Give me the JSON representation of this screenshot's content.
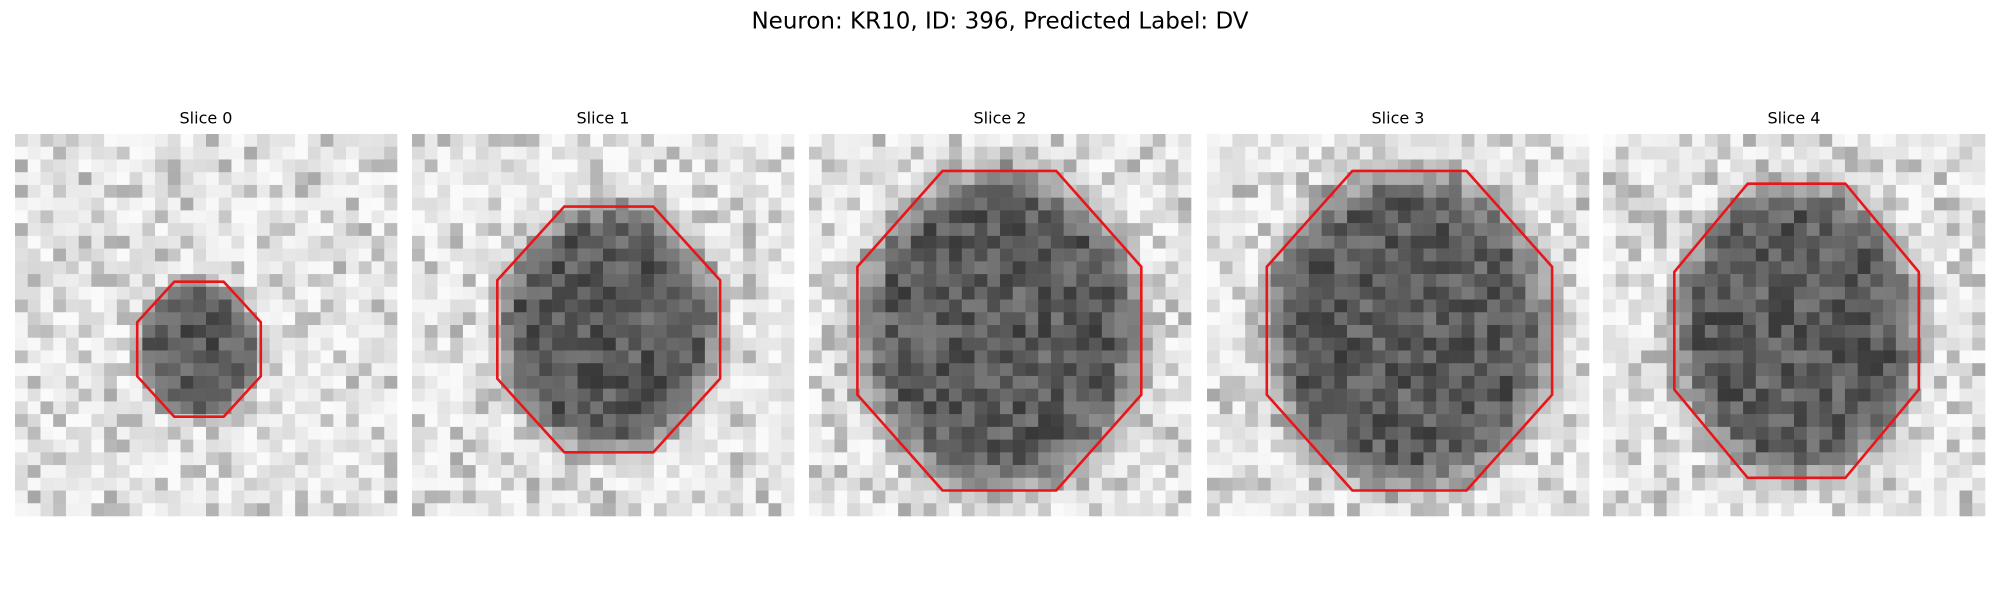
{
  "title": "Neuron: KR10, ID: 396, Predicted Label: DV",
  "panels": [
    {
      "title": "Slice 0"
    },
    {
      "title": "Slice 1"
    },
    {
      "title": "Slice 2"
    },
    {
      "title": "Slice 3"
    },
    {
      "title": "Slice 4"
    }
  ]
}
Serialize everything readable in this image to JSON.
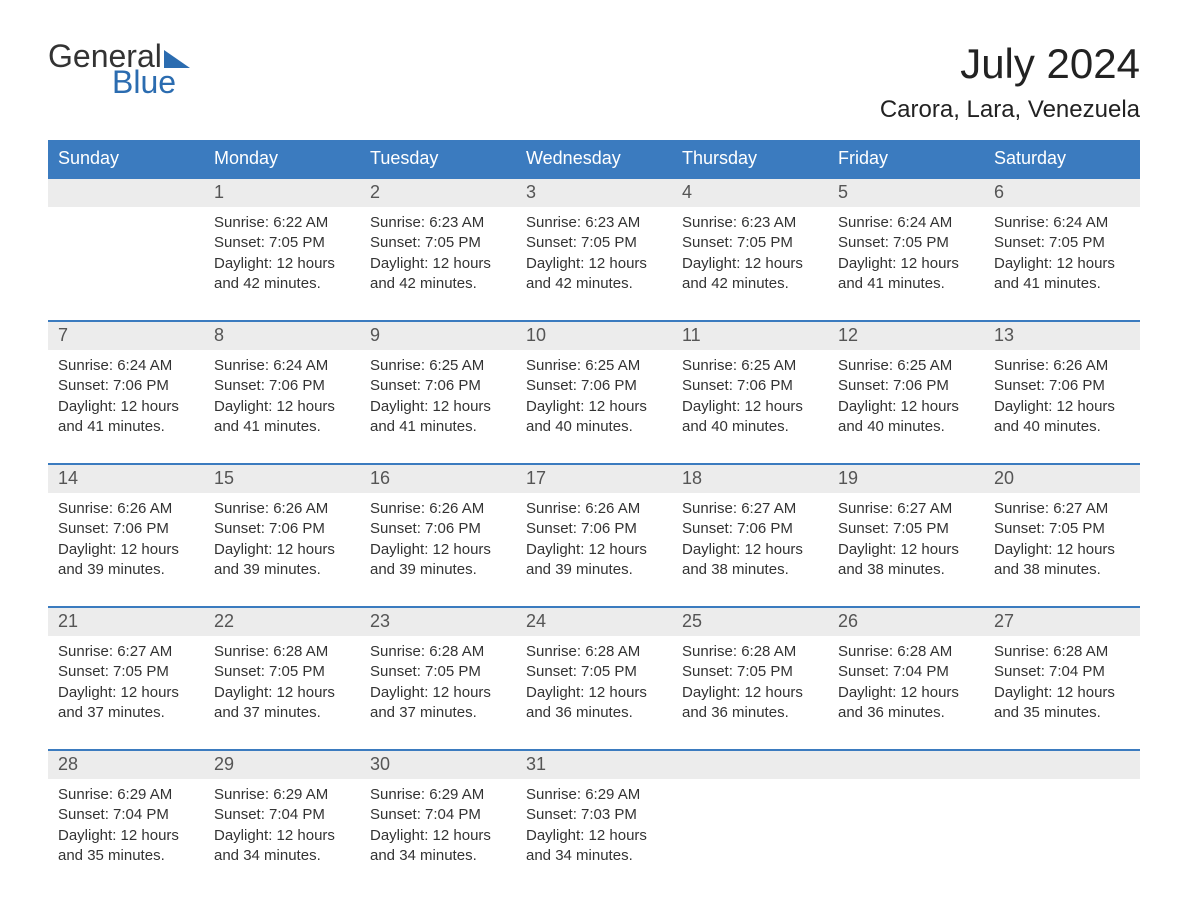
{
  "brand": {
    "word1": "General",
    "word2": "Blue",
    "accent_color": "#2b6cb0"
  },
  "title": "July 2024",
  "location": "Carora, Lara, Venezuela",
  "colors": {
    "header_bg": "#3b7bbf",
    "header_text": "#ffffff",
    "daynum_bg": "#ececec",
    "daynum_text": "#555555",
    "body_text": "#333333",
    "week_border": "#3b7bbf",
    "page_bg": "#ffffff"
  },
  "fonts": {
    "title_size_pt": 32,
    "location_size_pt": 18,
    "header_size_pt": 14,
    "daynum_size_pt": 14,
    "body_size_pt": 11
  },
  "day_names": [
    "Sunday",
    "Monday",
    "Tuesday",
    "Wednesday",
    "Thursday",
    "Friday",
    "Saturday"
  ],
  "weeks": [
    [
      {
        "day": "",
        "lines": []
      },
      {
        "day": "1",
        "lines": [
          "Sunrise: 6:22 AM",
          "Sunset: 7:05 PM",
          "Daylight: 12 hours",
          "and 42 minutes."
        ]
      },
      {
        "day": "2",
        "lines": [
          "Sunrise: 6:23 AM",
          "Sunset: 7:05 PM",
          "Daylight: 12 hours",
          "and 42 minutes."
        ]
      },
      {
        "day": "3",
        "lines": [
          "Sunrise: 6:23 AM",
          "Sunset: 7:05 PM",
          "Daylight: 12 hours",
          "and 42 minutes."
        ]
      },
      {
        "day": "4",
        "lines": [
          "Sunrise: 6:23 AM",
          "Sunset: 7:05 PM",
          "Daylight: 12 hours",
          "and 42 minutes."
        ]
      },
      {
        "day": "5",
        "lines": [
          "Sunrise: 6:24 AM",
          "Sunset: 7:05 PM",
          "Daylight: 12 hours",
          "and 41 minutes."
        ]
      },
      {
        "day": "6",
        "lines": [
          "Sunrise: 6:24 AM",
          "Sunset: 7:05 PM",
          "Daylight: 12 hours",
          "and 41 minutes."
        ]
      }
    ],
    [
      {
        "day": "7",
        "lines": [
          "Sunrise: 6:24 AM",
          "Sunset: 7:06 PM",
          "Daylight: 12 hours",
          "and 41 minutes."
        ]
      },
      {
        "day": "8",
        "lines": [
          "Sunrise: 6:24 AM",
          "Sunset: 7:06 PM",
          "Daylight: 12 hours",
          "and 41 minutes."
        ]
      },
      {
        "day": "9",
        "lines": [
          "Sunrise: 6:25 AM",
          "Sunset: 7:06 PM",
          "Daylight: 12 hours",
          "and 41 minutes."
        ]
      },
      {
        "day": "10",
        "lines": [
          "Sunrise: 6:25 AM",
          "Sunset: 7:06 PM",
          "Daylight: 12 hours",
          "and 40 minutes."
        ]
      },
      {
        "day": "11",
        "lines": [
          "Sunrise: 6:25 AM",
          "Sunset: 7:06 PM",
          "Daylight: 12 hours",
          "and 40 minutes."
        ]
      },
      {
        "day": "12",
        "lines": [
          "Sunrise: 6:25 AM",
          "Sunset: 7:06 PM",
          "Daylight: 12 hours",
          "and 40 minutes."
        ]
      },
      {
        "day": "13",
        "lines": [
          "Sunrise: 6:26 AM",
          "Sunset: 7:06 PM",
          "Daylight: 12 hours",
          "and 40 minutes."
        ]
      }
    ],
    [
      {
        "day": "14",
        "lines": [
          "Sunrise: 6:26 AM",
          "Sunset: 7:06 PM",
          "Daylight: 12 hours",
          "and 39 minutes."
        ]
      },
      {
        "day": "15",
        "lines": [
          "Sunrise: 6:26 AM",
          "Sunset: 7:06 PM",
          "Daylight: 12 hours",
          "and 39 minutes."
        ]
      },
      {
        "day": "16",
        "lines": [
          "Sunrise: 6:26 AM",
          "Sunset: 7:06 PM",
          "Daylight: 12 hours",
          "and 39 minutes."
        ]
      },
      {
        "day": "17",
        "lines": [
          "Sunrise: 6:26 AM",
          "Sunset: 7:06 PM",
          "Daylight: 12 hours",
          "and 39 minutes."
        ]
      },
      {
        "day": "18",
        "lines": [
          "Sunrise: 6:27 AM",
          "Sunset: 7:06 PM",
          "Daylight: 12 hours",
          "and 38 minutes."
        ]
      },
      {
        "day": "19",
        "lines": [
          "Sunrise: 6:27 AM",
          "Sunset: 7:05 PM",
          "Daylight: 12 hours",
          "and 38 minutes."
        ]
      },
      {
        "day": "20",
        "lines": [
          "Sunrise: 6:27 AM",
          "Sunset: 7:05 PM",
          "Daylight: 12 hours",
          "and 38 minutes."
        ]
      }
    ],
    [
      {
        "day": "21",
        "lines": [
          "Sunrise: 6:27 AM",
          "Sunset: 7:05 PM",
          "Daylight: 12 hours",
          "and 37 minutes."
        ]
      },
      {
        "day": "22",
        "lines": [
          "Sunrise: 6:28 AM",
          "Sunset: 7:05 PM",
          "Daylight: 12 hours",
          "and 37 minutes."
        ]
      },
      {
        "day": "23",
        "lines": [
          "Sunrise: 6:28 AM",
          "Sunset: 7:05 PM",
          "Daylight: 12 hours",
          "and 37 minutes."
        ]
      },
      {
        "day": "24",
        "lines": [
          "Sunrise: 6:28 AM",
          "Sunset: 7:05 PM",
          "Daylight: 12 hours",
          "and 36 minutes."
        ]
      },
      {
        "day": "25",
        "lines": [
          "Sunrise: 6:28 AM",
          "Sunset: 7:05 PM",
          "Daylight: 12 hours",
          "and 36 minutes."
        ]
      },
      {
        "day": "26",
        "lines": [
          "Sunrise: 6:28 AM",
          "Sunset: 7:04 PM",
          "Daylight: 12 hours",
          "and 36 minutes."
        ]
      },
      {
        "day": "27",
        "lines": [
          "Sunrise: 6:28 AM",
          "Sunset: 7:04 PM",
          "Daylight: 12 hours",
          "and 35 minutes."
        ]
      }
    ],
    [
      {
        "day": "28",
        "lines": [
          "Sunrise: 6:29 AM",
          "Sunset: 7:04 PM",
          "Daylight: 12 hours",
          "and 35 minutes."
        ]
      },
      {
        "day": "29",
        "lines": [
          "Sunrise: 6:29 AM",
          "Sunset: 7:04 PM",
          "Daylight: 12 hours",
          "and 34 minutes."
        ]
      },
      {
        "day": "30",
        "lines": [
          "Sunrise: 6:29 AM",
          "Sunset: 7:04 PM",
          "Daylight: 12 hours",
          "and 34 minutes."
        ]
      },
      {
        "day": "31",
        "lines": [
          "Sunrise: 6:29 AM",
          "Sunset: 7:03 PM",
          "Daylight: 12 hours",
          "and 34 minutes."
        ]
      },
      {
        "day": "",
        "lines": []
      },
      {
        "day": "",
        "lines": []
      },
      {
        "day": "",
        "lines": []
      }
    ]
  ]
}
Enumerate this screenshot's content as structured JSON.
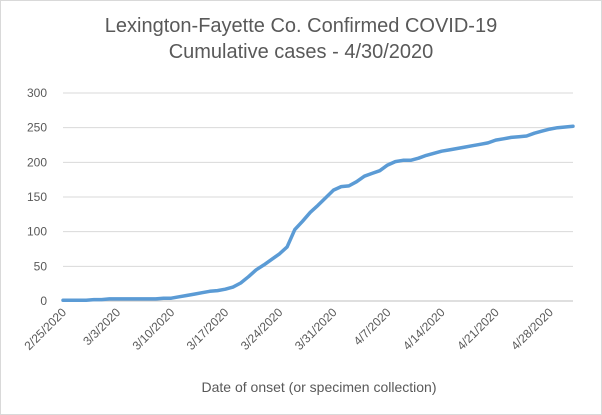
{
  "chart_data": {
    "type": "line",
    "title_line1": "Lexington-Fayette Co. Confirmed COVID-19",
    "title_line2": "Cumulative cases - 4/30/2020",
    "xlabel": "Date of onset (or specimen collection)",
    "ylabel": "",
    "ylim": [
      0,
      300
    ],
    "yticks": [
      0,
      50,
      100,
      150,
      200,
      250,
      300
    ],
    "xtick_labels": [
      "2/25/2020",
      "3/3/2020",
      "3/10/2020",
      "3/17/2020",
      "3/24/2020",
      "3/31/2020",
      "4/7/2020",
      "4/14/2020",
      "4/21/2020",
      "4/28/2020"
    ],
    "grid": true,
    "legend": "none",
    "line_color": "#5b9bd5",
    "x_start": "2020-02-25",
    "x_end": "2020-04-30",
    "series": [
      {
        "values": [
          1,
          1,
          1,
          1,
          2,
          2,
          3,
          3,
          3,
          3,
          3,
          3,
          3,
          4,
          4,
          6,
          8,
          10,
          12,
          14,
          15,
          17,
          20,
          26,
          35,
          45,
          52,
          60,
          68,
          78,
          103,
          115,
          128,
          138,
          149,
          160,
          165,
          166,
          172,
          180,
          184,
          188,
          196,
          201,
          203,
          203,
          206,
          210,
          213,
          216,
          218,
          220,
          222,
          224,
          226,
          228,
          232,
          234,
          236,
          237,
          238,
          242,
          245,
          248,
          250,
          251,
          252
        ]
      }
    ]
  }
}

————

| To be done |
Using the material above, copy every line in which the string "JSON" occurs.

| Final result |
Give me the JSON representation of this screenshot's content.
Serialize everything readable in this image to JSON.
Enumerate this screenshot's content as structured JSON.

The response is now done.